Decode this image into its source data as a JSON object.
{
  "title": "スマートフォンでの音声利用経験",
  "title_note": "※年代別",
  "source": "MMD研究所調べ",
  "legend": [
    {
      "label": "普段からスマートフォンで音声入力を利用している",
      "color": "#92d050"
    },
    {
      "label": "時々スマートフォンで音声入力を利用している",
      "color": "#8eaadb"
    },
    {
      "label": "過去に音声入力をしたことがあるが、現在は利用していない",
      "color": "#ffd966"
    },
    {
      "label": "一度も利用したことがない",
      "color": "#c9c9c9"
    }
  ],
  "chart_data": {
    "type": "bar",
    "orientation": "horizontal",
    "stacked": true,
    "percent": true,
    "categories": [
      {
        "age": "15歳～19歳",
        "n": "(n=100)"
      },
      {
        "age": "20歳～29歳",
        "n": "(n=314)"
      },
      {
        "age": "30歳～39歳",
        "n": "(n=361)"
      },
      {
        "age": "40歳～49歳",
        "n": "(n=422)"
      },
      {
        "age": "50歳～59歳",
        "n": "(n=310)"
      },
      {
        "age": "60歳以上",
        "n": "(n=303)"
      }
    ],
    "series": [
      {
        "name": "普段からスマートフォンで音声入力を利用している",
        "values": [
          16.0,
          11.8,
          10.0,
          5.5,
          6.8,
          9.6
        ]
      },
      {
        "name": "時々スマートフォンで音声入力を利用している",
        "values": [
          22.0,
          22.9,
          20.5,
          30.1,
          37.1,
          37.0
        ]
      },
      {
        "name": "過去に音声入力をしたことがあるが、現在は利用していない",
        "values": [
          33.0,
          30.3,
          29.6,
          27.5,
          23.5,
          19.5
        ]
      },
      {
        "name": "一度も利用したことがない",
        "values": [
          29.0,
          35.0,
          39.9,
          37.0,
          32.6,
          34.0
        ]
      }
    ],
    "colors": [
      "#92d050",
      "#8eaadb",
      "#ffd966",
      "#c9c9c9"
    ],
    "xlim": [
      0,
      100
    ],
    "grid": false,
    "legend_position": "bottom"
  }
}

□ □ □ □ □ □ □

Look through the material and copy each line that has "過去に音声入力をしたことがあるが".

      "label": "過去に音声入力をしたことがあるが、現在は利用していない",
        "name": "過去に音声入力をしたことがあるが、現在は利用していない",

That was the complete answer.